**Exercise**
Omit the pictures and output every entry below exactly as written.

════════════════════

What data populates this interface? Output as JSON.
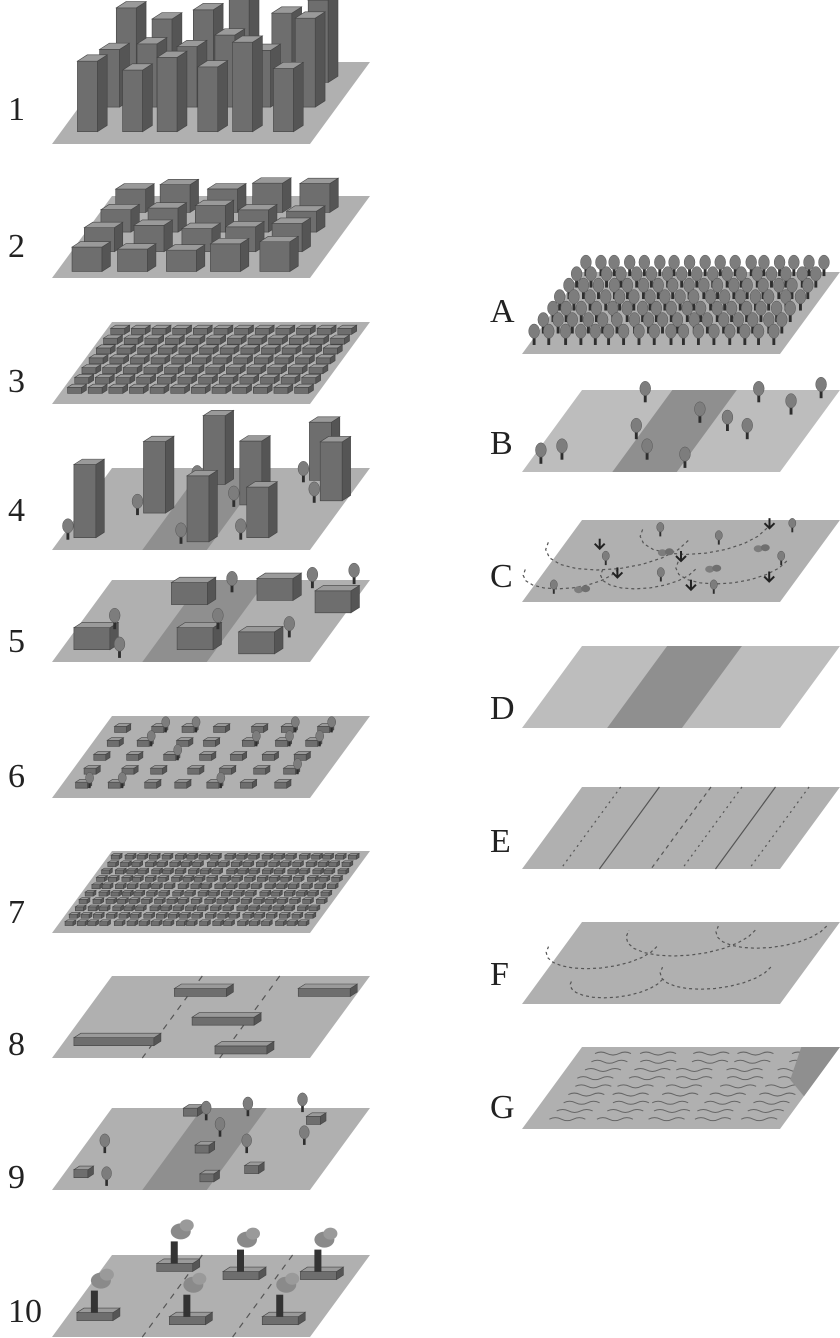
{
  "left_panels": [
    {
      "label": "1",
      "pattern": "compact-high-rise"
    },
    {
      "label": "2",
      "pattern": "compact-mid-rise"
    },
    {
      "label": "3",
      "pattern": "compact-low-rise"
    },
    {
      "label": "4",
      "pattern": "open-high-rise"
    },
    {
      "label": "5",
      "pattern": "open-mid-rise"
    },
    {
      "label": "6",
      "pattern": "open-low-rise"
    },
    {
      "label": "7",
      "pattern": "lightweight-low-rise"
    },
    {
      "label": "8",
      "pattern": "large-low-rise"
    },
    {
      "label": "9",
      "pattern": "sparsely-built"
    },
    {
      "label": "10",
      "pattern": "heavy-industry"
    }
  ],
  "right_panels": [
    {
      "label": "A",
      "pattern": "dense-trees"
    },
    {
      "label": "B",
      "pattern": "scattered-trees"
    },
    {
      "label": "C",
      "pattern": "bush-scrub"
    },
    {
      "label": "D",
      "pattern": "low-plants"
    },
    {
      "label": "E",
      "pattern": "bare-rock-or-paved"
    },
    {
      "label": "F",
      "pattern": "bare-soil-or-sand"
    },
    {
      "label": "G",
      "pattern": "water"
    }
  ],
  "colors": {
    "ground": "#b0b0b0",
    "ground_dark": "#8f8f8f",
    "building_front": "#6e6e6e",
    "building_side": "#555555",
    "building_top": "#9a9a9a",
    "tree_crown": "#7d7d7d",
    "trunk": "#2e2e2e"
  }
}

════════════════════

**Result**
What data populates this interface? Output as JSON.
{
  "left_panels": [
    {
      "label": "1",
      "pattern": "compact-high-rise"
    },
    {
      "label": "2",
      "pattern": "compact-mid-rise"
    },
    {
      "label": "3",
      "pattern": "compact-low-rise"
    },
    {
      "label": "4",
      "pattern": "open-high-rise"
    },
    {
      "label": "5",
      "pattern": "open-mid-rise"
    },
    {
      "label": "6",
      "pattern": "open-low-rise"
    },
    {
      "label": "7",
      "pattern": "lightweight-low-rise"
    },
    {
      "label": "8",
      "pattern": "large-low-rise"
    },
    {
      "label": "9",
      "pattern": "sparsely-built"
    },
    {
      "label": "10",
      "pattern": "heavy-industry"
    }
  ],
  "right_panels": [
    {
      "label": "A",
      "pattern": "dense-trees"
    },
    {
      "label": "B",
      "pattern": "scattered-trees"
    },
    {
      "label": "C",
      "pattern": "bush-scrub"
    },
    {
      "label": "D",
      "pattern": "low-plants"
    },
    {
      "label": "E",
      "pattern": "bare-rock-or-paved"
    },
    {
      "label": "F",
      "pattern": "bare-soil-or-sand"
    },
    {
      "label": "G",
      "pattern": "water"
    }
  ],
  "colors": {
    "ground": "#b0b0b0",
    "ground_dark": "#8f8f8f",
    "building_front": "#6e6e6e",
    "building_side": "#555555",
    "building_top": "#9a9a9a",
    "tree_crown": "#7d7d7d",
    "trunk": "#2e2e2e"
  }
}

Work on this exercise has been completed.